WORK REQUIRED: Each line of the material must be returned exactly.
========================================
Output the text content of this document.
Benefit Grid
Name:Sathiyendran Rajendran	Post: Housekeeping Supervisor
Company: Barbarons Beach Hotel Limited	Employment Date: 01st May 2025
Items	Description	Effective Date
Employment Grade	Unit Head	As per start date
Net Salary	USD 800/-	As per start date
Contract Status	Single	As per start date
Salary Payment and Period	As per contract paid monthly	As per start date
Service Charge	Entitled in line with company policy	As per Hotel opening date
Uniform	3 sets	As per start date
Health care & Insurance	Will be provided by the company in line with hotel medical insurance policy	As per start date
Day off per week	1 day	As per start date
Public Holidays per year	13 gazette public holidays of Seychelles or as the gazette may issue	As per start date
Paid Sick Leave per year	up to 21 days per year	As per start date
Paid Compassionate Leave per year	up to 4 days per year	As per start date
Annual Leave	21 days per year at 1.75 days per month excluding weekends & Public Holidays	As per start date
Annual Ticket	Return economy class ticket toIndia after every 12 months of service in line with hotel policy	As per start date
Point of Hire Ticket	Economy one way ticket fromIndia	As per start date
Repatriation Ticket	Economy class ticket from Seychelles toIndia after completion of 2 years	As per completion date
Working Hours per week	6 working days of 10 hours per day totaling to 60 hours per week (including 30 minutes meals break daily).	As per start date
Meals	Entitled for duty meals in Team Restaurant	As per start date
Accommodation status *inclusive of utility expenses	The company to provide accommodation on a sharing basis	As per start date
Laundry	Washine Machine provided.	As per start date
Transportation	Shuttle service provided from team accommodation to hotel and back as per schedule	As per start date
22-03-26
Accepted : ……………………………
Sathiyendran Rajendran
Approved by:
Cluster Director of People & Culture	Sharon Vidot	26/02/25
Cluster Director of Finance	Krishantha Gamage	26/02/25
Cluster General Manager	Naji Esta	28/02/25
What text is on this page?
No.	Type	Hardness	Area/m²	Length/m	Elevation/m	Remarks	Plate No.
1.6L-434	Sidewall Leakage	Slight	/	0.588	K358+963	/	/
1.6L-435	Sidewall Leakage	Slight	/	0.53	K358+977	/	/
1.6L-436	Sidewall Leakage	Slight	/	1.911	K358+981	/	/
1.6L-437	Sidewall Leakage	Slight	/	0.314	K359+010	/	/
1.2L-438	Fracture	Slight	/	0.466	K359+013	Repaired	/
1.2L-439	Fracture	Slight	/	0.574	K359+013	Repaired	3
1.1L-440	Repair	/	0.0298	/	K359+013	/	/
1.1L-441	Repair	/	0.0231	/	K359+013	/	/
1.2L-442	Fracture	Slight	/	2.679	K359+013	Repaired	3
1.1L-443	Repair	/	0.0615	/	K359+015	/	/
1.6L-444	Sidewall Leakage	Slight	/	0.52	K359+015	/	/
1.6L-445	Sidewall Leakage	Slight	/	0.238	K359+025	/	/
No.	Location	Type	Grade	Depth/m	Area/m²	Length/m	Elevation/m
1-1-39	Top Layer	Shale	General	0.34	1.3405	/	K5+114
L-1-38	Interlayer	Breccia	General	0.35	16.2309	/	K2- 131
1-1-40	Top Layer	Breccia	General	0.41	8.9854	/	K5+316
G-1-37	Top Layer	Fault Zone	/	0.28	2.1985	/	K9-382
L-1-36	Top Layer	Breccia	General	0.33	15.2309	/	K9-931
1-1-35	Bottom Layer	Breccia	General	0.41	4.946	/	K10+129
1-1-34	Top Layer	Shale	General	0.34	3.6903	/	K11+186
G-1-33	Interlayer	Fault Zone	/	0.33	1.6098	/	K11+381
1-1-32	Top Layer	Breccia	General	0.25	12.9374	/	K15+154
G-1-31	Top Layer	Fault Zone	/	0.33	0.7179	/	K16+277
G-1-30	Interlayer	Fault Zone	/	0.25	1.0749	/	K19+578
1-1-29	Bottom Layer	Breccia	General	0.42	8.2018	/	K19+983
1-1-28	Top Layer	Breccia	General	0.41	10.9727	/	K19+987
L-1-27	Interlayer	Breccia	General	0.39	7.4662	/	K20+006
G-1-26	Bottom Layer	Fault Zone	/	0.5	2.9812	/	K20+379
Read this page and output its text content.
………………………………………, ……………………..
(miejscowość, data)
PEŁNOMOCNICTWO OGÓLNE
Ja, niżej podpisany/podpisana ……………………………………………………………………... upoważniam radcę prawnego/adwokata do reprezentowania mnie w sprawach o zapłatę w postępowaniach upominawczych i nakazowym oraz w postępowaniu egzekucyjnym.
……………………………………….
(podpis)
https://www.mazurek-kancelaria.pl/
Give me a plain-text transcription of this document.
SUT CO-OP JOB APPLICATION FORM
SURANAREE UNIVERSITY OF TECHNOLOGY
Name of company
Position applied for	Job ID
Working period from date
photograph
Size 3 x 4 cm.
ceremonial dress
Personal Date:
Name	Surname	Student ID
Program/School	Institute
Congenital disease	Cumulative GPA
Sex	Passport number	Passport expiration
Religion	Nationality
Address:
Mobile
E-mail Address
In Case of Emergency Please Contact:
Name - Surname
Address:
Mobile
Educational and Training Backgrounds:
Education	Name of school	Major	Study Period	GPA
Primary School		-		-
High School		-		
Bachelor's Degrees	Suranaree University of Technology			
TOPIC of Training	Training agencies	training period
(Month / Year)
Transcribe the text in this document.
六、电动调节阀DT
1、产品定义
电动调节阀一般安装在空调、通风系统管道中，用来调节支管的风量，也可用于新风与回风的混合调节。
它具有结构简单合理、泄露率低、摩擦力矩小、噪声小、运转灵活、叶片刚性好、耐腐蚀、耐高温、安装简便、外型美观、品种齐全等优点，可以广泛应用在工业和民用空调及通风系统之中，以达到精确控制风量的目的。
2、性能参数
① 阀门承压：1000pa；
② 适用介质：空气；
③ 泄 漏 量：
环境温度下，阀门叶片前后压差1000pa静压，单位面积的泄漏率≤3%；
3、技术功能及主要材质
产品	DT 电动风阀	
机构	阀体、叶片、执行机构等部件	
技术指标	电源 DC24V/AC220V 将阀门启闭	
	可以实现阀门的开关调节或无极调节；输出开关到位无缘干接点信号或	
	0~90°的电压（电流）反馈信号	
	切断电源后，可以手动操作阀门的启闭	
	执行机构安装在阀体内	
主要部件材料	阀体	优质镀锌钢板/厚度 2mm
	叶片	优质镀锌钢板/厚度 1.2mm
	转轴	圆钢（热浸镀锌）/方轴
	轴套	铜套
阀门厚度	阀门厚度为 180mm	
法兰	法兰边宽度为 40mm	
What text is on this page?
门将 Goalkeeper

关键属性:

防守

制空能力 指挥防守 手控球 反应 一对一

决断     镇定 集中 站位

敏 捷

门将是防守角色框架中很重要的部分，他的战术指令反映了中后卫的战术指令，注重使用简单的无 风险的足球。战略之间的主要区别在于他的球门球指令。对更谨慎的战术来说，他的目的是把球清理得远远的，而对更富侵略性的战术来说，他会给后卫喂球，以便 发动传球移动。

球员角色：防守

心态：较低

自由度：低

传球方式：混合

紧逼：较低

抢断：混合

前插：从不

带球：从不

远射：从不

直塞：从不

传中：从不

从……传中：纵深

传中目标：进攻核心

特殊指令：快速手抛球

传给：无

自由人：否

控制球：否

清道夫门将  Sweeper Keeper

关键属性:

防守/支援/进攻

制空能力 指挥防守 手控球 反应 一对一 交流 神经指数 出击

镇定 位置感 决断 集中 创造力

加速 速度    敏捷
========================================
RESPONSE TO THIS TASK:
Output the text content of this document.
Benefit Grid
Name:Sathiyendran Rajendran	Post: Housekeeping Supervisor
Company: Barbarons Beach Hotel Limited	Employment Date: 01st May 2025
Items	Description	Effective Date
Employment Grade	Unit Head	As per start date
Net Salary	USD 800/-	As per start date
Contract Status	Single	As per start date
Salary Payment and Period	As per contract paid monthly	As per start date
Service Charge	Entitled in line with company policy	As per Hotel opening date
Uniform	3 sets	As per start date
Health care & Insurance	Will be provided by the company in line with hotel medical insurance policy	As per start date
Day off per week	1 day	As per start date
Public Holidays per year	13 gazette public holidays of Seychelles or as the gazette may issue	As per start date
Paid Sick Leave per year	up to 21 days per year	As per start date
Paid Compassionate Leave per year	up to 4 days per year	As per start date
Annual Leave	21 days per year at 1.75 days per month excluding weekends & Public Holidays	As per start date
Annual Ticket	Return economy class ticket toIndia after every 12 months of service in line with hotel policy	As per start date
Point of Hire Ticket	Economy one way ticket fromIndia	As per start date
Repatriation Ticket	Economy class ticket from Seychelles toIndia after completion of 2 years	As per completion date
Working Hours per week	6 working days of 10 hours per day totaling to 60 hours per week (including 30 minutes meals break daily).	As per start date
Meals	Entitled for duty meals in Team Restaurant	As per start date
Accommodation status *inclusive of utility expenses	The company to provide accommodation on a sharing basis	As per start date
Laundry	Washine Machine provided.	As per start date
Transportation	Shuttle service provided from team accommodation to hotel and back as per schedule	As per start date
22-03-26
Accepted : ……………………………
Sathiyendran Rajendran
Approved by:
Cluster Director of People & Culture	Sharon Vidot	26/02/25
Cluster Director of Finance	Krishantha Gamage	26/02/25
Cluster General Manager	Naji Esta	28/02/25
What text is on this page?
No.	Type	Hardness	Area/m²	Length/m	Elevation/m	Remarks	Plate No.
1.6L-434	Sidewall Leakage	Slight	/	0.588	K358+963	/	/
1.6L-435	Sidewall Leakage	Slight	/	0.53	K358+977	/	/
1.6L-436	Sidewall Leakage	Slight	/	1.911	K358+981	/	/
1.6L-437	Sidewall Leakage	Slight	/	0.314	K359+010	/	/
1.2L-438	Fracture	Slight	/	0.466	K359+013	Repaired	/
1.2L-439	Fracture	Slight	/	0.574	K359+013	Repaired	3
1.1L-440	Repair	/	0.0298	/	K359+013	/	/
1.1L-441	Repair	/	0.0231	/	K359+013	/	/
1.2L-442	Fracture	Slight	/	2.679	K359+013	Repaired	3
1.1L-443	Repair	/	0.0615	/	K359+015	/	/
1.6L-444	Sidewall Leakage	Slight	/	0.52	K359+015	/	/
1.6L-445	Sidewall Leakage	Slight	/	0.238	K359+025	/	/
No.	Location	Type	Grade	Depth/m	Area/m²	Length/m	Elevation/m
1-1-39	Top Layer	Shale	General	0.34	1.3405	/	K5+114
L-1-38	Interlayer	Breccia	General	0.35	16.2309	/	K2- 131
1-1-40	Top Layer	Breccia	General	0.41	8.9854	/	K5+316
G-1-37	Top Layer	Fault Zone	/	0.28	2.1985	/	K9-382
L-1-36	Top Layer	Breccia	General	0.33	15.2309	/	K9-931
1-1-35	Bottom Layer	Breccia	General	0.41	4.946	/	K10+129
1-1-34	Top Layer	Shale	General	0.34	3.6903	/	K11+186
G-1-33	Interlayer	Fault Zone	/	0.33	1.6098	/	K11+381
1-1-32	Top Layer	Breccia	General	0.25	12.9374	/	K15+154
G-1-31	Top Layer	Fault Zone	/	0.33	0.7179	/	K16+277
G-1-30	Interlayer	Fault Zone	/	0.25	1.0749	/	K19+578
1-1-29	Bottom Layer	Breccia	General	0.42	8.2018	/	K19+983
1-1-28	Top Layer	Breccia	General	0.41	10.9727	/	K19+987
L-1-27	Interlayer	Breccia	General	0.39	7.4662	/	K20+006
G-1-26	Bottom Layer	Fault Zone	/	0.5	2.9812	/	K20+379
Read this page and output its text content.
………………………………………, ……………………..
(miejscowość, data)
PEŁNOMOCNICTWO OGÓLNE
Ja, niżej podpisany/podpisana ……………………………………………………………………... upoważniam radcę prawnego/adwokata do reprezentowania mnie w sprawach o zapłatę w postępowaniach upominawczych i nakazowym oraz w postępowaniu egzekucyjnym.
……………………………………….
(podpis)
https://www.mazurek-kancelaria.pl/
Give me a plain-text transcription of this document.
SUT CO-OP JOB APPLICATION FORM
SURANAREE UNIVERSITY OF TECHNOLOGY
Name of company
Position applied for	Job ID
Working period from date
photograph
Size 3 x 4 cm.
ceremonial dress
Personal Date:
Name	Surname	Student ID
Program/School	Institute
Congenital disease	Cumulative GPA
Sex	Passport number	Passport expiration
Religion	Nationality
Address:
Mobile
E-mail Address
In Case of Emergency Please Contact:
Name - Surname
Address:
Mobile
Educational and Training Backgrounds:
Education	Name of school	Major	Study Period	GPA
Primary School		-		-
High School		-		
Bachelor's Degrees	Suranaree University of Technology			
TOPIC of Training	Training agencies	training period
(Month / Year)
Transcribe the text in this document.
六、电动调节阀DT
1、产品定义
电动调节阀一般安装在空调、通风系统管道中，用来调节支管的风量，也可用于新风与回风的混合调节。
它具有结构简单合理、泄露率低、摩擦力矩小、噪声小、运转灵活、叶片刚性好、耐腐蚀、耐高温、安装简便、外型美观、品种齐全等优点，可以广泛应用在工业和民用空调及通风系统之中，以达到精确控制风量的目的。
2、性能参数
① 阀门承压：1000pa；
② 适用介质：空气；
③ 泄 漏 量：
环境温度下，阀门叶片前后压差1000pa静压，单位面积的泄漏率≤3%；
3、技术功能及主要材质
产品	DT 电动风阀	
机构	阀体、叶片、执行机构等部件	
技术指标	电源 DC24V/AC220V 将阀门启闭	
	可以实现阀门的开关调节或无极调节；输出开关到位无缘干接点信号或	
	0~90°的电压（电流）反馈信号	
	切断电源后，可以手动操作阀门的启闭	
	执行机构安装在阀体内	
主要部件材料	阀体	优质镀锌钢板/厚度 2mm
	叶片	优质镀锌钢板/厚度 1.2mm
	转轴	圆钢（热浸镀锌）/方轴
	轴套	铜套
阀门厚度	阀门厚度为 180mm	
法兰	法兰边宽度为 40mm	
What text is on this page?
门将 Goalkeeper

关键属性:

防守

制空能力 指挥防守 手控球 反应 一对一

决断     镇定 集中 站位

敏 捷

门将是防守角色框架中很重要的部分，他的战术指令反映了中后卫的战术指令，注重使用简单的无 风险的足球。战略之间的主要区别在于他的球门球指令。对更谨慎的战术来说，他的目的是把球清理得远远的，而对更富侵略性的战术来说，他会给后卫喂球，以便 发动传球移动。

球员角色：防守

心态：较低

自由度：低

传球方式：混合

紧逼：较低

抢断：混合

前插：从不

带球：从不

远射：从不

直塞：从不

传中：从不

从……传中：纵深

传中目标：进攻核心

特殊指令：快速手抛球

传给：无

自由人：否

控制球：否

清道夫门将  Sweeper Keeper

关键属性:

防守/支援/进攻

制空能力 指挥防守 手控球 反应 一对一 交流 神经指数 出击

镇定 位置感 决断 集中 创造力

加速 速度    敏捷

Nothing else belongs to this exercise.